#### Goal
Return each line of the data below exactly, omitting any pictures.
────────────────────────────────────────
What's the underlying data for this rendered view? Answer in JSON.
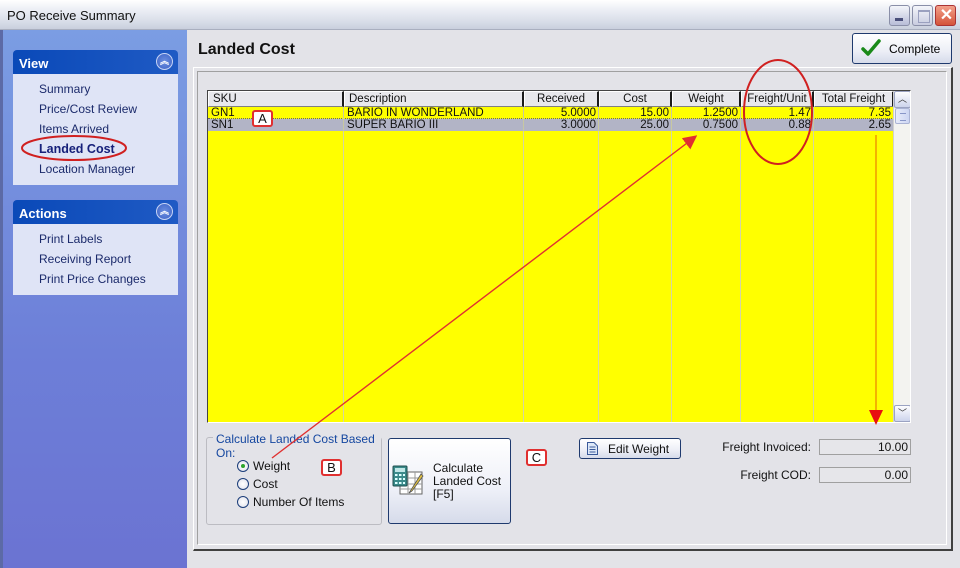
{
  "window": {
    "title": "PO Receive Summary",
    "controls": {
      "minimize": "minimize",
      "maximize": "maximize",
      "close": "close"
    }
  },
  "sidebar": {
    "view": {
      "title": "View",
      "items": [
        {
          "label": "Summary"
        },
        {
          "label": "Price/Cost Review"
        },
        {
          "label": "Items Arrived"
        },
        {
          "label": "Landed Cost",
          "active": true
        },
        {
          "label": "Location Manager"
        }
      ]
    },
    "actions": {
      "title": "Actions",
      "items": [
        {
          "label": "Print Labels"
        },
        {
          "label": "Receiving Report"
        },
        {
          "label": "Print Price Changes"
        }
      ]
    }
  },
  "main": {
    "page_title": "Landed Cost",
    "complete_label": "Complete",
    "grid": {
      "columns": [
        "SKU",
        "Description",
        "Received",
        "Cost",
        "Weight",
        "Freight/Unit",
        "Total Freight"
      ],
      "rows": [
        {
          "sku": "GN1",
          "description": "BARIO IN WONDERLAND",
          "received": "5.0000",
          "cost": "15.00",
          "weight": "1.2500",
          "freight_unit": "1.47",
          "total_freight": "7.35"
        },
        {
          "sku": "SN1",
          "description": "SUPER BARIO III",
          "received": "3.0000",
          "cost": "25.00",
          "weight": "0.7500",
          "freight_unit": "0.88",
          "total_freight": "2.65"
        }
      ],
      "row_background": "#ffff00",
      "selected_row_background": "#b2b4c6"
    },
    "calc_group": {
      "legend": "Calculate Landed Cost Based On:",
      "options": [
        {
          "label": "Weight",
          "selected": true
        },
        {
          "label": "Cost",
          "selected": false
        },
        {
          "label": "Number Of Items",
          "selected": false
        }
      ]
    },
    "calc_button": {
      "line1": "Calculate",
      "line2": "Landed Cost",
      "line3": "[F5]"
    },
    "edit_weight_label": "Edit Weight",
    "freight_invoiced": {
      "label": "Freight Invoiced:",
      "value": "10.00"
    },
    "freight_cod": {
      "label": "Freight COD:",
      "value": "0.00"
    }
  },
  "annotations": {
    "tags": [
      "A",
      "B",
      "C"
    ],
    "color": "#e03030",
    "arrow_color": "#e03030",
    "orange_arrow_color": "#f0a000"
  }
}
────────────────────────────────────────
#### Finished exercise
What's the underlying data for this rendered view? Answer in JSON.
{
  "window": {
    "title": "PO Receive Summary",
    "controls": {
      "minimize": "minimize",
      "maximize": "maximize",
      "close": "close"
    }
  },
  "sidebar": {
    "view": {
      "title": "View",
      "items": [
        {
          "label": "Summary"
        },
        {
          "label": "Price/Cost Review"
        },
        {
          "label": "Items Arrived"
        },
        {
          "label": "Landed Cost",
          "active": true
        },
        {
          "label": "Location Manager"
        }
      ]
    },
    "actions": {
      "title": "Actions",
      "items": [
        {
          "label": "Print Labels"
        },
        {
          "label": "Receiving Report"
        },
        {
          "label": "Print Price Changes"
        }
      ]
    }
  },
  "main": {
    "page_title": "Landed Cost",
    "complete_label": "Complete",
    "grid": {
      "columns": [
        "SKU",
        "Description",
        "Received",
        "Cost",
        "Weight",
        "Freight/Unit",
        "Total Freight"
      ],
      "rows": [
        {
          "sku": "GN1",
          "description": "BARIO IN WONDERLAND",
          "received": "5.0000",
          "cost": "15.00",
          "weight": "1.2500",
          "freight_unit": "1.47",
          "total_freight": "7.35"
        },
        {
          "sku": "SN1",
          "description": "SUPER BARIO III",
          "received": "3.0000",
          "cost": "25.00",
          "weight": "0.7500",
          "freight_unit": "0.88",
          "total_freight": "2.65"
        }
      ],
      "row_background": "#ffff00",
      "selected_row_background": "#b2b4c6"
    },
    "calc_group": {
      "legend": "Calculate Landed Cost Based On:",
      "options": [
        {
          "label": "Weight",
          "selected": true
        },
        {
          "label": "Cost",
          "selected": false
        },
        {
          "label": "Number Of Items",
          "selected": false
        }
      ]
    },
    "calc_button": {
      "line1": "Calculate",
      "line2": "Landed Cost",
      "line3": "[F5]"
    },
    "edit_weight_label": "Edit Weight",
    "freight_invoiced": {
      "label": "Freight Invoiced:",
      "value": "10.00"
    },
    "freight_cod": {
      "label": "Freight COD:",
      "value": "0.00"
    }
  },
  "annotations": {
    "tags": [
      "A",
      "B",
      "C"
    ],
    "color": "#e03030",
    "arrow_color": "#e03030",
    "orange_arrow_color": "#f0a000"
  }
}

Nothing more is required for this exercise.